Of all the lines in the records, how many hold the word "think"? Answer with the number only.

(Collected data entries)

################

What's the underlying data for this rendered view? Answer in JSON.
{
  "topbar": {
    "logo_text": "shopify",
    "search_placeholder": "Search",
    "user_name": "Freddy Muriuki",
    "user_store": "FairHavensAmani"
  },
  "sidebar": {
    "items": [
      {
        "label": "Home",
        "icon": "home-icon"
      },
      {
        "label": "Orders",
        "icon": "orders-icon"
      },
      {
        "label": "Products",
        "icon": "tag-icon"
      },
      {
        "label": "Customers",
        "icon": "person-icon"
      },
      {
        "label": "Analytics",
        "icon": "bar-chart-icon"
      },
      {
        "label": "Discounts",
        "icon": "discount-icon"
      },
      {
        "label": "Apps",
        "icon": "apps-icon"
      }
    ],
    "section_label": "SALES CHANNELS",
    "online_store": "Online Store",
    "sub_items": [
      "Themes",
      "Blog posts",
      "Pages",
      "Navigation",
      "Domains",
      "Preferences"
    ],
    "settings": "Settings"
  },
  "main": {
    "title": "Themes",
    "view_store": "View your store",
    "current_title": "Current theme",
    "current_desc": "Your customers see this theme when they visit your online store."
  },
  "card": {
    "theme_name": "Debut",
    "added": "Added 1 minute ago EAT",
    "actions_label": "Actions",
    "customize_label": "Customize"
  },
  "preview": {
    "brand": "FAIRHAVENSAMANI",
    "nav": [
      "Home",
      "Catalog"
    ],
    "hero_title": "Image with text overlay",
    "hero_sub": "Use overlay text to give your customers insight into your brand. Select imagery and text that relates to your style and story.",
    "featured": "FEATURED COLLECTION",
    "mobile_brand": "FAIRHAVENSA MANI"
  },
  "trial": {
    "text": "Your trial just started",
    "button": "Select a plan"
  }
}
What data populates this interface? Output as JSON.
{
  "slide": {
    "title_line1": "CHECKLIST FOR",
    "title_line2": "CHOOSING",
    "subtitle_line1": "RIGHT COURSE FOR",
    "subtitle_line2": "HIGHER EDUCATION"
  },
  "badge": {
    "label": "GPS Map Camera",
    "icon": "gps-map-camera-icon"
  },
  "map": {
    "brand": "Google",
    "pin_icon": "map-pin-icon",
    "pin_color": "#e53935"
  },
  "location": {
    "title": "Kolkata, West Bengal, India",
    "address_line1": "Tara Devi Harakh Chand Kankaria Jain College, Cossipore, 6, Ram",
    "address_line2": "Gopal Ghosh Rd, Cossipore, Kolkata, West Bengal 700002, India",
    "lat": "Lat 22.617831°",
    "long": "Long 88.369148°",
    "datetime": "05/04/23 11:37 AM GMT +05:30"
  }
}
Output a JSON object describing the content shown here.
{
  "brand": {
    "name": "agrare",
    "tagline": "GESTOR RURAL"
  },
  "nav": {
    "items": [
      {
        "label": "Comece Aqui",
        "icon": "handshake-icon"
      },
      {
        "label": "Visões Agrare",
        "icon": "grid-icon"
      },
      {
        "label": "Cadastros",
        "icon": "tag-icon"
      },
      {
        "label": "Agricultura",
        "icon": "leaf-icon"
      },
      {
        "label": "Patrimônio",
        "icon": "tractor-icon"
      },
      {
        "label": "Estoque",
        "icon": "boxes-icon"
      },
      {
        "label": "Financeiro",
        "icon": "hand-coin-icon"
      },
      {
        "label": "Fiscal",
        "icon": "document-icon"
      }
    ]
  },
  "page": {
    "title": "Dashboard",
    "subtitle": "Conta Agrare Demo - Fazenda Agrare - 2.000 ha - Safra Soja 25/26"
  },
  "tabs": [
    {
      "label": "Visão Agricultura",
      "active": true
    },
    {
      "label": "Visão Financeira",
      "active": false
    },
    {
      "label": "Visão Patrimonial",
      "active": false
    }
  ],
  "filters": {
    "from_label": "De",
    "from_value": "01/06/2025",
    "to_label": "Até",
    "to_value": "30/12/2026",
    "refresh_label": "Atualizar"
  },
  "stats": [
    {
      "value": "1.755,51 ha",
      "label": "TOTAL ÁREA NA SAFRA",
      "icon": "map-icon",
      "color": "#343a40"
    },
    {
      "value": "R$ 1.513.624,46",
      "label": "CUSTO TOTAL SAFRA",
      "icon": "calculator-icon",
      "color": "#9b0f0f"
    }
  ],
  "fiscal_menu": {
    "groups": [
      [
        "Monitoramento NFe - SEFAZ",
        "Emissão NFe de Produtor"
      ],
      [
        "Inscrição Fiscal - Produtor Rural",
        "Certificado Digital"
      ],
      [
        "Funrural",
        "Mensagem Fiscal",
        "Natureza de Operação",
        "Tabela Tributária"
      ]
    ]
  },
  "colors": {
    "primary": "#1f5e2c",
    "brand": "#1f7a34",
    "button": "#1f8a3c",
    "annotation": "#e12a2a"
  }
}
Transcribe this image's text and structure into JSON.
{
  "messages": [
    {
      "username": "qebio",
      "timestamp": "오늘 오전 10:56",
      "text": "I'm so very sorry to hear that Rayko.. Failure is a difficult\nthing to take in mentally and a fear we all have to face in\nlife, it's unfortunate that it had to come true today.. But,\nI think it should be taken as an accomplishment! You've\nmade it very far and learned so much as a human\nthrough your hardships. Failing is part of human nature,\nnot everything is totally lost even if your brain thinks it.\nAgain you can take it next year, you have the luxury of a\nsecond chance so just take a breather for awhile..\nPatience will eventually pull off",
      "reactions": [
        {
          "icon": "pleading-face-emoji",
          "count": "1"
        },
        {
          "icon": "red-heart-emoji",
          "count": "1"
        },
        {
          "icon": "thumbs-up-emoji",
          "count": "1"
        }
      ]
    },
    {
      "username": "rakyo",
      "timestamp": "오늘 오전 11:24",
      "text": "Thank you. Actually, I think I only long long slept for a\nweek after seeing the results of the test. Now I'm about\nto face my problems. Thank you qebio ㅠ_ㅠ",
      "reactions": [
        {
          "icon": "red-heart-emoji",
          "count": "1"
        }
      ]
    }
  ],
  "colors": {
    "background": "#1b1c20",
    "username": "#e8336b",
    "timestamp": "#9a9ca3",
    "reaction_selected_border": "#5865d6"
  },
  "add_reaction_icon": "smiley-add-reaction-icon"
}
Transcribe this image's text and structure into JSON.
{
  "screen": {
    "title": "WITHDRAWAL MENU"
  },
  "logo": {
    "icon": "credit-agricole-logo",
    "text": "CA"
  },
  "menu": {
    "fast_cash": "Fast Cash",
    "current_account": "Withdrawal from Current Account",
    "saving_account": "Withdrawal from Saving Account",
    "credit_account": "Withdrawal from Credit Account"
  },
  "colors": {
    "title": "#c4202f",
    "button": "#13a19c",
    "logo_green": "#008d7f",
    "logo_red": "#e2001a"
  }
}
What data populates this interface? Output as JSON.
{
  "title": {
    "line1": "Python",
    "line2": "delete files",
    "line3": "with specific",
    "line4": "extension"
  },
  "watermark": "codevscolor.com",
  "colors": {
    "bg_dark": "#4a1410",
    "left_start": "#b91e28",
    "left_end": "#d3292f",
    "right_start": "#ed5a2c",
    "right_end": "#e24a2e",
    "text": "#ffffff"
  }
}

################

## REPLY TO THE TASK
2